Instructions to follow -
Each line of the records below that holds "size" should be returned.

=== Material for this task ===

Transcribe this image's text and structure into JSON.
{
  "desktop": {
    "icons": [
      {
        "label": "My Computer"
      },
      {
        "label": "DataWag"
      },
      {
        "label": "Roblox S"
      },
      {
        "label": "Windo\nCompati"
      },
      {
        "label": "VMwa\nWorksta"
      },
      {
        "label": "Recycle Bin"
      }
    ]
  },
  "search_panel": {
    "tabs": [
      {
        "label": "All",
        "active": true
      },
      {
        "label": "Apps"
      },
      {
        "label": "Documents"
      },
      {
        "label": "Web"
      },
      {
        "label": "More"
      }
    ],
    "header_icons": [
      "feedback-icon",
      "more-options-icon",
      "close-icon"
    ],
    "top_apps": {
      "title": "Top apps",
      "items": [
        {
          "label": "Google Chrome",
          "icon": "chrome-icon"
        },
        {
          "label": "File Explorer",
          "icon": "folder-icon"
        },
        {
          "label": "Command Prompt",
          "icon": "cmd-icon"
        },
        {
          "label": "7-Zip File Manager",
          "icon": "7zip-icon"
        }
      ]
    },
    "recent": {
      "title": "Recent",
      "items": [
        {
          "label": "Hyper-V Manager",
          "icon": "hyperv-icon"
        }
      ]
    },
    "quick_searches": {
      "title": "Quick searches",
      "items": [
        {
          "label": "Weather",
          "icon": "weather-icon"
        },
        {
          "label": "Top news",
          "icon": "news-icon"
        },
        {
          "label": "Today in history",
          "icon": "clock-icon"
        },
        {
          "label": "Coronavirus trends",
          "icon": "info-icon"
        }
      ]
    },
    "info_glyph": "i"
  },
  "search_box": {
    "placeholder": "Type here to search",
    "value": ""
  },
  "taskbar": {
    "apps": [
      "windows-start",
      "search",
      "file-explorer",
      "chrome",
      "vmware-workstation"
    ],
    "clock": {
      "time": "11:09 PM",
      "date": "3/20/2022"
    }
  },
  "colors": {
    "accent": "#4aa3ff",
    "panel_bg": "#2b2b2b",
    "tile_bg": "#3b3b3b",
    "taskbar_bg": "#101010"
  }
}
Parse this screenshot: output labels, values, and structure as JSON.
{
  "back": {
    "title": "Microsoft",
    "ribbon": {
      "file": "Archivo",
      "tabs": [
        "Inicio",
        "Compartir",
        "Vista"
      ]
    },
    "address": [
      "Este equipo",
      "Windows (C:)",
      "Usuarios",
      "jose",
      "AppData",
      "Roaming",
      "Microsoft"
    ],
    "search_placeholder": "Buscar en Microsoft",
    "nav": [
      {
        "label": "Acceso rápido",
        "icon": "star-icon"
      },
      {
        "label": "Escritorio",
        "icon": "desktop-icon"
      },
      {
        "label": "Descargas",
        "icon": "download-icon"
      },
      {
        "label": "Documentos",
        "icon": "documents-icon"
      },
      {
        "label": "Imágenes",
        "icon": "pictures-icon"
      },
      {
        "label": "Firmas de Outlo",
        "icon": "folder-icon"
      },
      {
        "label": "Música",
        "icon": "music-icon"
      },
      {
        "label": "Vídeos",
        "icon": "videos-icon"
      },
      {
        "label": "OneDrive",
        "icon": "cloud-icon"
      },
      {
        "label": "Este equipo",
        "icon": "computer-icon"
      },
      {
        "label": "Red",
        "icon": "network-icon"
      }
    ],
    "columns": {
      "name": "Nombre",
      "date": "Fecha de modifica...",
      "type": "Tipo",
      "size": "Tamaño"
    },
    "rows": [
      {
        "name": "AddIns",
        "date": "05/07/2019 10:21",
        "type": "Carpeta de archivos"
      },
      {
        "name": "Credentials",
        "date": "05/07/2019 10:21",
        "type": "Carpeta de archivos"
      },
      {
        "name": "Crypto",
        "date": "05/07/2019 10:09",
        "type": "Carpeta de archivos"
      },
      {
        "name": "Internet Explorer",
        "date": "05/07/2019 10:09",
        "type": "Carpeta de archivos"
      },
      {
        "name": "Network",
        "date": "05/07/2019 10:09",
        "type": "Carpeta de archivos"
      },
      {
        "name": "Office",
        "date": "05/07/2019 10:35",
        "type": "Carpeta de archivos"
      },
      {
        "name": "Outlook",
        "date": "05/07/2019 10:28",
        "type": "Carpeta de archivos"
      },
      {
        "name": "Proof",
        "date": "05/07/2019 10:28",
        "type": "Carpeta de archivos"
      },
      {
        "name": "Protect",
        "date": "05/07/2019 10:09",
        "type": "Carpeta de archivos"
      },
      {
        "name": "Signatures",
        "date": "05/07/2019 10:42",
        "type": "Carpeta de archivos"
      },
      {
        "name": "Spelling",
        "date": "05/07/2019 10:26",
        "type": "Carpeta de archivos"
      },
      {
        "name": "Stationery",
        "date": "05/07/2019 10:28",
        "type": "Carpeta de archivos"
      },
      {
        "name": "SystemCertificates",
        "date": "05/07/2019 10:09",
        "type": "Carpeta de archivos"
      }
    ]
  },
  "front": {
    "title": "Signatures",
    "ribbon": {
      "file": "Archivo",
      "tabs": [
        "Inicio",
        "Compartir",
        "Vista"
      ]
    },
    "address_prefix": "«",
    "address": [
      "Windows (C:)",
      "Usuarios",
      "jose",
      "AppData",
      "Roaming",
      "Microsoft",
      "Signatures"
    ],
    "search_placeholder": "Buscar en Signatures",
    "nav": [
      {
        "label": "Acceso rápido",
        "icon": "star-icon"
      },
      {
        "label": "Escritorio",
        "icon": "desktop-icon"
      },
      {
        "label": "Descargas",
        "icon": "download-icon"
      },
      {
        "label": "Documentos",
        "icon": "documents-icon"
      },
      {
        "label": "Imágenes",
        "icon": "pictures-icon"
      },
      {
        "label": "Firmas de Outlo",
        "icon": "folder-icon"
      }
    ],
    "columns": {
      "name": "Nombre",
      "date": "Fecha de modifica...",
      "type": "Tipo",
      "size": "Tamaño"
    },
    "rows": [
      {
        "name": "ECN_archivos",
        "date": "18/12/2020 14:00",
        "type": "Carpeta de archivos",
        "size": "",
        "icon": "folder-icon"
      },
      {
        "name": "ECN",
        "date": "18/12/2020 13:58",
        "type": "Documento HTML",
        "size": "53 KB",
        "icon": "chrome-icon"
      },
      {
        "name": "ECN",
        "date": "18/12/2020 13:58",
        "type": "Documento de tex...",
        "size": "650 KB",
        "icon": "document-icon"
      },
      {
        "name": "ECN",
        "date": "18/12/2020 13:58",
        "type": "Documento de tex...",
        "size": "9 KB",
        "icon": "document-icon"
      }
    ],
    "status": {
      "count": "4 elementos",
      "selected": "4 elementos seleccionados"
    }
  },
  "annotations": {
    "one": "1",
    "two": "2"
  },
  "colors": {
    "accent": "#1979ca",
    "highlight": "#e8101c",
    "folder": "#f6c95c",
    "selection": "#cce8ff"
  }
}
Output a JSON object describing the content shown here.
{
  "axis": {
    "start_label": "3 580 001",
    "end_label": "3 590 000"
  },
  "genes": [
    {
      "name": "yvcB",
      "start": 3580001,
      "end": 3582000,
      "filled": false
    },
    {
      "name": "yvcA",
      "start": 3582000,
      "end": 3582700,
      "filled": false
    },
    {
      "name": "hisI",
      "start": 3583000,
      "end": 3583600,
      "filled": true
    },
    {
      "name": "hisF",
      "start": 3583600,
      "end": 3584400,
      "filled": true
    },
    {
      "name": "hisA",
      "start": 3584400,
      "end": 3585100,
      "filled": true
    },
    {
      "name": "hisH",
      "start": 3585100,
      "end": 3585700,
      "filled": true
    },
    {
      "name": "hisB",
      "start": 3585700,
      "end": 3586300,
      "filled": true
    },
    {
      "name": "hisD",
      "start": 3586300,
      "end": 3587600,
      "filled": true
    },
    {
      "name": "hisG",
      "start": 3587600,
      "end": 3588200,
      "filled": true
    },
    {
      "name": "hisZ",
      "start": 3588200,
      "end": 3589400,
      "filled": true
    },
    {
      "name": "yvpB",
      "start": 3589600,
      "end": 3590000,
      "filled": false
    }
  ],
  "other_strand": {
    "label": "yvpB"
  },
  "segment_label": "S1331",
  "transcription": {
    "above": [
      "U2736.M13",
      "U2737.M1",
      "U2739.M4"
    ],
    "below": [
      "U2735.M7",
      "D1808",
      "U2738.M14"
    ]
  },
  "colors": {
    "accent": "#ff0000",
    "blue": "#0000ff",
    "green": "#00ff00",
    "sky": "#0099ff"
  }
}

===

Written response -
      "size": "Tamaño"
      "size": "Tamaño"
        "size": "",
        "size": "53 KB",
        "size": "650 KB",
        "size": "9 KB",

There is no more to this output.